**Aim of the task**
Print every line of the listing exactly, please.

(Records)
▶
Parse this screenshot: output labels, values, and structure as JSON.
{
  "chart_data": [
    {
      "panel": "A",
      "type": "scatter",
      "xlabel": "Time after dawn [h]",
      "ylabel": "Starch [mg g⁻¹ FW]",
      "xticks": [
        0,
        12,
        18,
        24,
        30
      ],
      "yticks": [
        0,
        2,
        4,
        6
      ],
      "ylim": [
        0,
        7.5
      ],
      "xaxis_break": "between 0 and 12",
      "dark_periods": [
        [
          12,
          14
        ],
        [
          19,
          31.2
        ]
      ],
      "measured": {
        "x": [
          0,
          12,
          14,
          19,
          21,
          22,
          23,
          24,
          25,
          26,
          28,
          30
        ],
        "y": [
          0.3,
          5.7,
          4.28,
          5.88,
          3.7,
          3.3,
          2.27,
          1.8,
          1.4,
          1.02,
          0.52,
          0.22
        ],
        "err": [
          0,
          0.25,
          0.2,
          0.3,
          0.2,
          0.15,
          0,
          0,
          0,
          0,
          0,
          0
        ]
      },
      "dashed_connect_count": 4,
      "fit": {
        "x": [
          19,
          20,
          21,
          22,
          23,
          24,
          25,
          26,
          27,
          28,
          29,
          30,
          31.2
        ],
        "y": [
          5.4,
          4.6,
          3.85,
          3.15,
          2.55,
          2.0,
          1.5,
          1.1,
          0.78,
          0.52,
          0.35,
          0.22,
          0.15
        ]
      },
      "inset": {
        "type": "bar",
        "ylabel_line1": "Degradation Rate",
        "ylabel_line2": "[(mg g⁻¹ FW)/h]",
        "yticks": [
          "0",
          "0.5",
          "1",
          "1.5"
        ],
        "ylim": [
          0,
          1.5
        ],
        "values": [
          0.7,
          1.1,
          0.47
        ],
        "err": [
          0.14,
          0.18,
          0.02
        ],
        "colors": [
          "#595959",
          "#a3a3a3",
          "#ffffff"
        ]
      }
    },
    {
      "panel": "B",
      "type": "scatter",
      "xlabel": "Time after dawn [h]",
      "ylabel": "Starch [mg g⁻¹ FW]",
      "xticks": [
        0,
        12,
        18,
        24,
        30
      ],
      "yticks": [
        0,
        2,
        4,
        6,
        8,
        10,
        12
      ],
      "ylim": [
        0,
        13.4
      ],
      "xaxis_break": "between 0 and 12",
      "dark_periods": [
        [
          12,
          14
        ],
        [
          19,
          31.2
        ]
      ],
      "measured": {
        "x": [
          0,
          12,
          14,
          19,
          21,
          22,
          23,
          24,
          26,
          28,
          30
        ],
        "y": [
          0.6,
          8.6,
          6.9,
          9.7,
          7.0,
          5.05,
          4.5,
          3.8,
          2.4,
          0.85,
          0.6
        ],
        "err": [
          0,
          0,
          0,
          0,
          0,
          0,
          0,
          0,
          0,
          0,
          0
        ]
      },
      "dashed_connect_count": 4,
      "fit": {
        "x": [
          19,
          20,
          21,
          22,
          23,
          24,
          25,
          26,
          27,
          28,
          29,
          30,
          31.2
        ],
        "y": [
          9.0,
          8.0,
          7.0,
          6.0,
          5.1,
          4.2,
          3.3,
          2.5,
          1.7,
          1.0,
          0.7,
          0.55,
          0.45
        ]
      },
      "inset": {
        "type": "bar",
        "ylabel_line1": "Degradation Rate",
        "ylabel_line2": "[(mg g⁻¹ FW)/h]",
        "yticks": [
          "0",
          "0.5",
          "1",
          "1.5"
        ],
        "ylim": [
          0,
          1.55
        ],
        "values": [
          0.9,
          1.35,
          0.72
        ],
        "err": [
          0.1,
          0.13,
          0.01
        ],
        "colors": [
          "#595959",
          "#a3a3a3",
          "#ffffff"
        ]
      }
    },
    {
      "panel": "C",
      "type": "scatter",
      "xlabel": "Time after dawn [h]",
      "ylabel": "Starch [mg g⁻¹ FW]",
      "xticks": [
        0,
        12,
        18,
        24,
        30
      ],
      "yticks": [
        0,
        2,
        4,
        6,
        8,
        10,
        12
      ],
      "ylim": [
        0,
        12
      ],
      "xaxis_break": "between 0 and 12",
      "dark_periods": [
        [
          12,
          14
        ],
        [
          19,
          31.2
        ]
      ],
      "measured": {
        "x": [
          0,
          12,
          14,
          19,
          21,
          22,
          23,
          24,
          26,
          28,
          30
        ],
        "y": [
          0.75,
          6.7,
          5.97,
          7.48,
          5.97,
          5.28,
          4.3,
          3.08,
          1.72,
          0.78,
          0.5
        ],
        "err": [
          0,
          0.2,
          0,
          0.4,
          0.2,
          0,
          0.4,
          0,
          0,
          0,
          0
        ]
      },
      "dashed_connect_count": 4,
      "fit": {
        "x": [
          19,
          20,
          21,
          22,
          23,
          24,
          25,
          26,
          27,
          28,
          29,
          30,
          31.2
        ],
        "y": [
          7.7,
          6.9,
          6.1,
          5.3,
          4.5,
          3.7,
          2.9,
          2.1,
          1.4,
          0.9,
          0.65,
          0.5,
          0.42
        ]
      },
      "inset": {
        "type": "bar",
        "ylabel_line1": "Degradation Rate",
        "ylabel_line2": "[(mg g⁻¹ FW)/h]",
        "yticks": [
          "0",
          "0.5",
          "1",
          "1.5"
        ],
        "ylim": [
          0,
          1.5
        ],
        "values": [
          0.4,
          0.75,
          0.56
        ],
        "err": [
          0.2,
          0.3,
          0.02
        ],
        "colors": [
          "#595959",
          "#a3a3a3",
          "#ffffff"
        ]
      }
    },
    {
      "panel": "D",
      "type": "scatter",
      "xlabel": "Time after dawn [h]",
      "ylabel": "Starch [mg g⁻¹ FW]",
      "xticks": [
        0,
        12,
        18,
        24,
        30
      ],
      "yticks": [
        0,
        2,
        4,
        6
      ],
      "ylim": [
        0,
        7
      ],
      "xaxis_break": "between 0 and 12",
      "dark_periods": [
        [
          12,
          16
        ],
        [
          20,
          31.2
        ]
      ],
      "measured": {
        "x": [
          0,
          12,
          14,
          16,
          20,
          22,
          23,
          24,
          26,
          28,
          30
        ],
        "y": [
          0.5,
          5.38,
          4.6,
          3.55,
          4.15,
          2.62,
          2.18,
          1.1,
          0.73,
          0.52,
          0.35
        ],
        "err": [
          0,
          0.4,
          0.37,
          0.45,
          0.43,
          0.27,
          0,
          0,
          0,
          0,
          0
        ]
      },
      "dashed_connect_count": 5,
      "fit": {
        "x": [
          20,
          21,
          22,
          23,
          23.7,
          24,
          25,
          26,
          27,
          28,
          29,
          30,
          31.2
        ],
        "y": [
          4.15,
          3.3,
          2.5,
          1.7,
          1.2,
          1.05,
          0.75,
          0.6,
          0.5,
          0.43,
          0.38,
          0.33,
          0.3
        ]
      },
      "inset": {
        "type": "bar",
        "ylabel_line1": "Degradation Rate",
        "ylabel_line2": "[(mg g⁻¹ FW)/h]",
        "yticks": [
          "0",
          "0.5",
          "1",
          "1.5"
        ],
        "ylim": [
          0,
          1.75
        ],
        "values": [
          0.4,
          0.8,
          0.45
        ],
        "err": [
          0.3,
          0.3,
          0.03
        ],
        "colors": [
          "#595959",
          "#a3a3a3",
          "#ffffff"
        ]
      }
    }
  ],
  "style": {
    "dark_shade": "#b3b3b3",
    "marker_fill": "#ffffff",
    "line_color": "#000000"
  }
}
◀
**The answer**
Parse this screenshot: output labels, values, and structure as JSON.
{
  "chart_data": [
    {
      "panel": "A",
      "type": "scatter",
      "xlabel": "Time after dawn [h]",
      "ylabel": "Starch [mg g⁻¹ FW]",
      "xticks": [
        0,
        12,
        18,
        24,
        30
      ],
      "yticks": [
        0,
        2,
        4,
        6
      ],
      "ylim": [
        0,
        7.5
      ],
      "xaxis_break": "between 0 and 12",
      "dark_periods": [
        [
          12,
          14
        ],
        [
          19,
          31.2
        ]
      ],
      "measured": {
        "x": [
          0,
          12,
          14,
          19,
          21,
          22,
          23,
          24,
          25,
          26,
          28,
          30
        ],
        "y": [
          0.3,
          5.7,
          4.28,
          5.88,
          3.7,
          3.3,
          2.27,
          1.8,
          1.4,
          1.02,
          0.52,
          0.22
        ],
        "err": [
          0,
          0.25,
          0.2,
          0.3,
          0.2,
          0.15,
          0,
          0,
          0,
          0,
          0,
          0
        ]
      },
      "dashed_connect_count": 4,
      "fit": {
        "x": [
          19,
          20,
          21,
          22,
          23,
          24,
          25,
          26,
          27,
          28,
          29,
          30,
          31.2
        ],
        "y": [
          5.4,
          4.6,
          3.85,
          3.15,
          2.55,
          2.0,
          1.5,
          1.1,
          0.78,
          0.52,
          0.35,
          0.22,
          0.15
        ]
      },
      "inset": {
        "type": "bar",
        "ylabel_line1": "Degradation Rate",
        "ylabel_line2": "[(mg g⁻¹ FW)/h]",
        "yticks": [
          "0",
          "0.5",
          "1",
          "1.5"
        ],
        "ylim": [
          0,
          1.5
        ],
        "values": [
          0.7,
          1.1,
          0.47
        ],
        "err": [
          0.14,
          0.18,
          0.02
        ],
        "colors": [
          "#595959",
          "#a3a3a3",
          "#ffffff"
        ]
      }
    },
    {
      "panel": "B",
      "type": "scatter",
      "xlabel": "Time after dawn [h]",
      "ylabel": "Starch [mg g⁻¹ FW]",
      "xticks": [
        0,
        12,
        18,
        24,
        30
      ],
      "yticks": [
        0,
        2,
        4,
        6,
        8,
        10,
        12
      ],
      "ylim": [
        0,
        13.4
      ],
      "xaxis_break": "between 0 and 12",
      "dark_periods": [
        [
          12,
          14
        ],
        [
          19,
          31.2
        ]
      ],
      "measured": {
        "x": [
          0,
          12,
          14,
          19,
          21,
          22,
          23,
          24,
          26,
          28,
          30
        ],
        "y": [
          0.6,
          8.6,
          6.9,
          9.7,
          7.0,
          5.05,
          4.5,
          3.8,
          2.4,
          0.85,
          0.6
        ],
        "err": [
          0,
          0,
          0,
          0,
          0,
          0,
          0,
          0,
          0,
          0,
          0
        ]
      },
      "dashed_connect_count": 4,
      "fit": {
        "x": [
          19,
          20,
          21,
          22,
          23,
          24,
          25,
          26,
          27,
          28,
          29,
          30,
          31.2
        ],
        "y": [
          9.0,
          8.0,
          7.0,
          6.0,
          5.1,
          4.2,
          3.3,
          2.5,
          1.7,
          1.0,
          0.7,
          0.55,
          0.45
        ]
      },
      "inset": {
        "type": "bar",
        "ylabel_line1": "Degradation Rate",
        "ylabel_line2": "[(mg g⁻¹ FW)/h]",
        "yticks": [
          "0",
          "0.5",
          "1",
          "1.5"
        ],
        "ylim": [
          0,
          1.55
        ],
        "values": [
          0.9,
          1.35,
          0.72
        ],
        "err": [
          0.1,
          0.13,
          0.01
        ],
        "colors": [
          "#595959",
          "#a3a3a3",
          "#ffffff"
        ]
      }
    },
    {
      "panel": "C",
      "type": "scatter",
      "xlabel": "Time after dawn [h]",
      "ylabel": "Starch [mg g⁻¹ FW]",
      "xticks": [
        0,
        12,
        18,
        24,
        30
      ],
      "yticks": [
        0,
        2,
        4,
        6,
        8,
        10,
        12
      ],
      "ylim": [
        0,
        12
      ],
      "xaxis_break": "between 0 and 12",
      "dark_periods": [
        [
          12,
          14
        ],
        [
          19,
          31.2
        ]
      ],
      "measured": {
        "x": [
          0,
          12,
          14,
          19,
          21,
          22,
          23,
          24,
          26,
          28,
          30
        ],
        "y": [
          0.75,
          6.7,
          5.97,
          7.48,
          5.97,
          5.28,
          4.3,
          3.08,
          1.72,
          0.78,
          0.5
        ],
        "err": [
          0,
          0.2,
          0,
          0.4,
          0.2,
          0,
          0.4,
          0,
          0,
          0,
          0
        ]
      },
      "dashed_connect_count": 4,
      "fit": {
        "x": [
          19,
          20,
          21,
          22,
          23,
          24,
          25,
          26,
          27,
          28,
          29,
          30,
          31.2
        ],
        "y": [
          7.7,
          6.9,
          6.1,
          5.3,
          4.5,
          3.7,
          2.9,
          2.1,
          1.4,
          0.9,
          0.65,
          0.5,
          0.42
        ]
      },
      "inset": {
        "type": "bar",
        "ylabel_line1": "Degradation Rate",
        "ylabel_line2": "[(mg g⁻¹ FW)/h]",
        "yticks": [
          "0",
          "0.5",
          "1",
          "1.5"
        ],
        "ylim": [
          0,
          1.5
        ],
        "values": [
          0.4,
          0.75,
          0.56
        ],
        "err": [
          0.2,
          0.3,
          0.02
        ],
        "colors": [
          "#595959",
          "#a3a3a3",
          "#ffffff"
        ]
      }
    },
    {
      "panel": "D",
      "type": "scatter",
      "xlabel": "Time after dawn [h]",
      "ylabel": "Starch [mg g⁻¹ FW]",
      "xticks": [
        0,
        12,
        18,
        24,
        30
      ],
      "yticks": [
        0,
        2,
        4,
        6
      ],
      "ylim": [
        0,
        7
      ],
      "xaxis_break": "between 0 and 12",
      "dark_periods": [
        [
          12,
          16
        ],
        [
          20,
          31.2
        ]
      ],
      "measured": {
        "x": [
          0,
          12,
          14,
          16,
          20,
          22,
          23,
          24,
          26,
          28,
          30
        ],
        "y": [
          0.5,
          5.38,
          4.6,
          3.55,
          4.15,
          2.62,
          2.18,
          1.1,
          0.73,
          0.52,
          0.35
        ],
        "err": [
          0,
          0.4,
          0.37,
          0.45,
          0.43,
          0.27,
          0,
          0,
          0,
          0,
          0
        ]
      },
      "dashed_connect_count": 5,
      "fit": {
        "x": [
          20,
          21,
          22,
          23,
          23.7,
          24,
          25,
          26,
          27,
          28,
          29,
          30,
          31.2
        ],
        "y": [
          4.15,
          3.3,
          2.5,
          1.7,
          1.2,
          1.05,
          0.75,
          0.6,
          0.5,
          0.43,
          0.38,
          0.33,
          0.3
        ]
      },
      "inset": {
        "type": "bar",
        "ylabel_line1": "Degradation Rate",
        "ylabel_line2": "[(mg g⁻¹ FW)/h]",
        "yticks": [
          "0",
          "0.5",
          "1",
          "1.5"
        ],
        "ylim": [
          0,
          1.75
        ],
        "values": [
          0.4,
          0.8,
          0.45
        ],
        "err": [
          0.3,
          0.3,
          0.03
        ],
        "colors": [
          "#595959",
          "#a3a3a3",
          "#ffffff"
        ]
      }
    }
  ],
  "style": {
    "dark_shade": "#b3b3b3",
    "marker_fill": "#ffffff",
    "line_color": "#000000"
  }
}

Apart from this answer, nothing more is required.